§ What this task involves: Find the lines with the string "Fever" and return them.

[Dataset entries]
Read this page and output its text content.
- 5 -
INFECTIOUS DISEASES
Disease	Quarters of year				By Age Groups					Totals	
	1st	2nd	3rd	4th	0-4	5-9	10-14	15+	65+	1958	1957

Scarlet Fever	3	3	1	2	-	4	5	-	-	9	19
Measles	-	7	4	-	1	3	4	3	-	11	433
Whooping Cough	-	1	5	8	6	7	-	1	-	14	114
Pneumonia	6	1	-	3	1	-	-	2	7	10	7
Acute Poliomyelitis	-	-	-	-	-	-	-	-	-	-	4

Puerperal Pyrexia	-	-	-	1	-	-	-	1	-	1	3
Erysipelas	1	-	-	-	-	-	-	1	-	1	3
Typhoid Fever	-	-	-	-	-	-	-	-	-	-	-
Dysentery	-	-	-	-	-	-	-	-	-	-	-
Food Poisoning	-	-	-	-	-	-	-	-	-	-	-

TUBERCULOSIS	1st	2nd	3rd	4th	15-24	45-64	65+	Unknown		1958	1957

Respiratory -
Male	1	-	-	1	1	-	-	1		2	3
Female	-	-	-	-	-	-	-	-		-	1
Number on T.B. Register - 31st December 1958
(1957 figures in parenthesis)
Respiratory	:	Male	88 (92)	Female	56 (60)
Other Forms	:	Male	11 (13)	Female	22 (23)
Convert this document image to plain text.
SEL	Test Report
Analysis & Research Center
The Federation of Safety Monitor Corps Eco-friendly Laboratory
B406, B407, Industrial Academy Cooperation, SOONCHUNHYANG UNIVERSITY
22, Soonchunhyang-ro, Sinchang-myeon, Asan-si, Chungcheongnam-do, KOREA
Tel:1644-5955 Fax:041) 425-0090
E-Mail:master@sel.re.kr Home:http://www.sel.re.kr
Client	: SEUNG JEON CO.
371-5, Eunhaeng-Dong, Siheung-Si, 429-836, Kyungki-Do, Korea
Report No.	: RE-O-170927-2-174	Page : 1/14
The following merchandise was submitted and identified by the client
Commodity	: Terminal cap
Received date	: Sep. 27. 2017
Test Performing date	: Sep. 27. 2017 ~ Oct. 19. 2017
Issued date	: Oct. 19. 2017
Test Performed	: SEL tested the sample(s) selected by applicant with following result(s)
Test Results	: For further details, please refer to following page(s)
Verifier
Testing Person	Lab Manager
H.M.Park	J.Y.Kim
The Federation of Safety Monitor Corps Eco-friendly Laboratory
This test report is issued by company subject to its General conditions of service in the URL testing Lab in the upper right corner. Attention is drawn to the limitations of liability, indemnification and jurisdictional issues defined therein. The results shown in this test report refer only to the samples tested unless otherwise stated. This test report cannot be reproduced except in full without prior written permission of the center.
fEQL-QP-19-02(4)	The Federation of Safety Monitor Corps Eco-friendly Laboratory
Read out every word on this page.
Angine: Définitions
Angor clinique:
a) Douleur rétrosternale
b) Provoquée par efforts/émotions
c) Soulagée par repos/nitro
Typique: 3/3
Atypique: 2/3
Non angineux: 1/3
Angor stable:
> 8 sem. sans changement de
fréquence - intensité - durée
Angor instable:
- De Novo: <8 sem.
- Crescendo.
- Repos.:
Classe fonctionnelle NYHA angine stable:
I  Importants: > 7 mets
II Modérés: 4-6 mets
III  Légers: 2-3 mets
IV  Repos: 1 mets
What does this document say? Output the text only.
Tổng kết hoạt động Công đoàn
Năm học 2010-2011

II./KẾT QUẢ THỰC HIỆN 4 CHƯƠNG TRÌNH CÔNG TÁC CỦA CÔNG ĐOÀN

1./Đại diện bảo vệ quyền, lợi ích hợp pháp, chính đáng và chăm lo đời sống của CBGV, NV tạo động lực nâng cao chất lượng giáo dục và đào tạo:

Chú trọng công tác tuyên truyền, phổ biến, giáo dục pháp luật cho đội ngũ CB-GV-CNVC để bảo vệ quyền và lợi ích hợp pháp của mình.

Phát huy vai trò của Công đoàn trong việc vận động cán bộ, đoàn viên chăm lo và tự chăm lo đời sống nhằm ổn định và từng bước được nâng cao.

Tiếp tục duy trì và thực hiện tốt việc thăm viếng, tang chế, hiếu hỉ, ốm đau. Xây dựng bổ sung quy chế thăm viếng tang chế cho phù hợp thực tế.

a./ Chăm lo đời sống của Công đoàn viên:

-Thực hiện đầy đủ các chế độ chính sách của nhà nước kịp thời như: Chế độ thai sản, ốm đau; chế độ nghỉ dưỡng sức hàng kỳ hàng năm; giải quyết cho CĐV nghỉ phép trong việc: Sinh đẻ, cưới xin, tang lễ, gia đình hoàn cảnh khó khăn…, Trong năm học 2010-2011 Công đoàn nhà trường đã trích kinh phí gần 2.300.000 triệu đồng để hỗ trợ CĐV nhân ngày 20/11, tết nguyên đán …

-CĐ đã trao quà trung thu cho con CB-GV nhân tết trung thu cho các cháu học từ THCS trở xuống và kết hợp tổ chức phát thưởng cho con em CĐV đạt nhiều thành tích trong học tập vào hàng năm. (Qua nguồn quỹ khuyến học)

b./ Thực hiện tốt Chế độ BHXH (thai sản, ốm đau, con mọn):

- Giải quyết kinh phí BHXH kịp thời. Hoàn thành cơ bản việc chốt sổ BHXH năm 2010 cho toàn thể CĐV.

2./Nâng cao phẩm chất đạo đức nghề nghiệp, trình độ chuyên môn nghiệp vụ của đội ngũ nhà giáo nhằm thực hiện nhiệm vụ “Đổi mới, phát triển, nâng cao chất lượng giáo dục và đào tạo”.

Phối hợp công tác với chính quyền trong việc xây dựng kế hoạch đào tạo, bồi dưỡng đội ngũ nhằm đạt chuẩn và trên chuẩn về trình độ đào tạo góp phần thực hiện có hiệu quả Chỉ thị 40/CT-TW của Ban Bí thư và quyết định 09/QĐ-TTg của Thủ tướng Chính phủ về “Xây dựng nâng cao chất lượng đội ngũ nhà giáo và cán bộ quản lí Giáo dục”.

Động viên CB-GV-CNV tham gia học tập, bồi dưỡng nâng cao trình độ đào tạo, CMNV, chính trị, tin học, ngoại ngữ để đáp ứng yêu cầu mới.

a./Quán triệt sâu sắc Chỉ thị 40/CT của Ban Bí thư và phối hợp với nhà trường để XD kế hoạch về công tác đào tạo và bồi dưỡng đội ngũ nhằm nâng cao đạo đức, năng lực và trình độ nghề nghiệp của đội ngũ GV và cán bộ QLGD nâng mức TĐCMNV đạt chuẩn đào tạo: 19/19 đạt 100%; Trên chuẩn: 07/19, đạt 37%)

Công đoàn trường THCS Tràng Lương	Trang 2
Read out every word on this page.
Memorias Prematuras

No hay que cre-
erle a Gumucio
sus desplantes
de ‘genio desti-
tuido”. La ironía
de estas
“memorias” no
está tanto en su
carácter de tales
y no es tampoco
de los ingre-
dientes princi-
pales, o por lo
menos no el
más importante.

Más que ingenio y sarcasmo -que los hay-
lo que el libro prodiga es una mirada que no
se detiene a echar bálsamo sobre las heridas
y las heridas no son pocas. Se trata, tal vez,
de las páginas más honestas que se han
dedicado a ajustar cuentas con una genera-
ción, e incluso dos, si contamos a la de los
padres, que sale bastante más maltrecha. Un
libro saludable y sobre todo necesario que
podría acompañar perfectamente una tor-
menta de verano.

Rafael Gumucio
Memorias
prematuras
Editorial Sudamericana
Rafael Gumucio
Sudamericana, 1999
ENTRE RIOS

§ Solved problem:
Scarlet Fever	3	3	1	2	-	4	5	-	-	9	19
Typhoid Fever	-	-	-	-	-	-	-	-	-	-	-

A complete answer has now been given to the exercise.